**Work to be completed:**
Reproduce the listing below without any change.

**Available data:**

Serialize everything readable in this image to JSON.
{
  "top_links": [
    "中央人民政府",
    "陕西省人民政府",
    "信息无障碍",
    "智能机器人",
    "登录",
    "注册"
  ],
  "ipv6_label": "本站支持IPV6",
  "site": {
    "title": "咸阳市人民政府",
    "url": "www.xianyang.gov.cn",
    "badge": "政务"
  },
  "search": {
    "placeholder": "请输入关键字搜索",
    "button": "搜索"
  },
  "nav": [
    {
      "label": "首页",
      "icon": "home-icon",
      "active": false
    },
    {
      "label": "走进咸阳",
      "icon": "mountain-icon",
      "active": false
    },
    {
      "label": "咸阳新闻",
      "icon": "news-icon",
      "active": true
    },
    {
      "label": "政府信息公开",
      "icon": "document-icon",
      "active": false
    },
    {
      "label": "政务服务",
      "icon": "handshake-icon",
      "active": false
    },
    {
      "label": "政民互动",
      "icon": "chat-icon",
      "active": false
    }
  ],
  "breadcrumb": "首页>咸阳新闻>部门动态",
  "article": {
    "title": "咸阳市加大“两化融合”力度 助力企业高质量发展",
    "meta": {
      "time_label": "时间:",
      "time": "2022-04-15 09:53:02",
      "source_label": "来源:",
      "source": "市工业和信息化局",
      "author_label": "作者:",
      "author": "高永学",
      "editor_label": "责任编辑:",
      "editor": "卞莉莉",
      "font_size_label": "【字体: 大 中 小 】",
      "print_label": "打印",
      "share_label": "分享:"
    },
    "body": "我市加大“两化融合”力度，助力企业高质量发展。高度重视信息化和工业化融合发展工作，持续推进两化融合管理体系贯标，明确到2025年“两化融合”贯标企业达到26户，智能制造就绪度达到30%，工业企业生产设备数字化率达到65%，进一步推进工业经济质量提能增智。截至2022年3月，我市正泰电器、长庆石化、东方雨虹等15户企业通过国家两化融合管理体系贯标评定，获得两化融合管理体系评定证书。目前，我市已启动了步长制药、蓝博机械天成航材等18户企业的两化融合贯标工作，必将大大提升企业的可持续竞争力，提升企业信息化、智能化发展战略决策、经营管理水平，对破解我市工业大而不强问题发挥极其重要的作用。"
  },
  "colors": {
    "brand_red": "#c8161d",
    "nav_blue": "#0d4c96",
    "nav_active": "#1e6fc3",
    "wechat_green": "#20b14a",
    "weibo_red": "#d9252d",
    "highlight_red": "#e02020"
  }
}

**Answer to this problem:**
Serialize everything readable in this image to JSON.
{
  "top_links": [
    "中央人民政府",
    "陕西省人民政府",
    "信息无障碍",
    "智能机器人",
    "登录",
    "注册"
  ],
  "ipv6_label": "本站支持IPV6",
  "site": {
    "title": "咸阳市人民政府",
    "url": "www.xianyang.gov.cn",
    "badge": "政务"
  },
  "search": {
    "placeholder": "请输入关键字搜索",
    "button": "搜索"
  },
  "nav": [
    {
      "label": "首页",
      "icon": "home-icon",
      "active": false
    },
    {
      "label": "走进咸阳",
      "icon": "mountain-icon",
      "active": false
    },
    {
      "label": "咸阳新闻",
      "icon": "news-icon",
      "active": true
    },
    {
      "label": "政府信息公开",
      "icon": "document-icon",
      "active": false
    },
    {
      "label": "政务服务",
      "icon": "handshake-icon",
      "active": false
    },
    {
      "label": "政民互动",
      "icon": "chat-icon",
      "active": false
    }
  ],
  "breadcrumb": "首页>咸阳新闻>部门动态",
  "article": {
    "title": "咸阳市加大“两化融合”力度 助力企业高质量发展",
    "meta": {
      "time_label": "时间:",
      "time": "2022-04-15 09:53:02",
      "source_label": "来源:",
      "source": "市工业和信息化局",
      "author_label": "作者:",
      "author": "高永学",
      "editor_label": "责任编辑:",
      "editor": "卞莉莉",
      "font_size_label": "【字体: 大 中 小 】",
      "print_label": "打印",
      "share_label": "分享:"
    },
    "body": "我市加大“两化融合”力度，助力企业高质量发展。高度重视信息化和工业化融合发展工作，持续推进两化融合管理体系贯标，明确到2025年“两化融合”贯标企业达到26户，智能制造就绪度达到30%，工业企业生产设备数字化率达到65%，进一步推进工业经济质量提能增智。截至2022年3月，我市正泰电器、长庆石化、东方雨虹等15户企业通过国家两化融合管理体系贯标评定，获得两化融合管理体系评定证书。目前，我市已启动了步长制药、蓝博机械天成航材等18户企业的两化融合贯标工作，必将大大提升企业的可持续竞争力，提升企业信息化、智能化发展战略决策、经营管理水平，对破解我市工业大而不强问题发挥极其重要的作用。"
  },
  "colors": {
    "brand_red": "#c8161d",
    "nav_blue": "#0d4c96",
    "nav_active": "#1e6fc3",
    "wechat_green": "#20b14a",
    "weibo_red": "#d9252d",
    "highlight_red": "#e02020"
  }
}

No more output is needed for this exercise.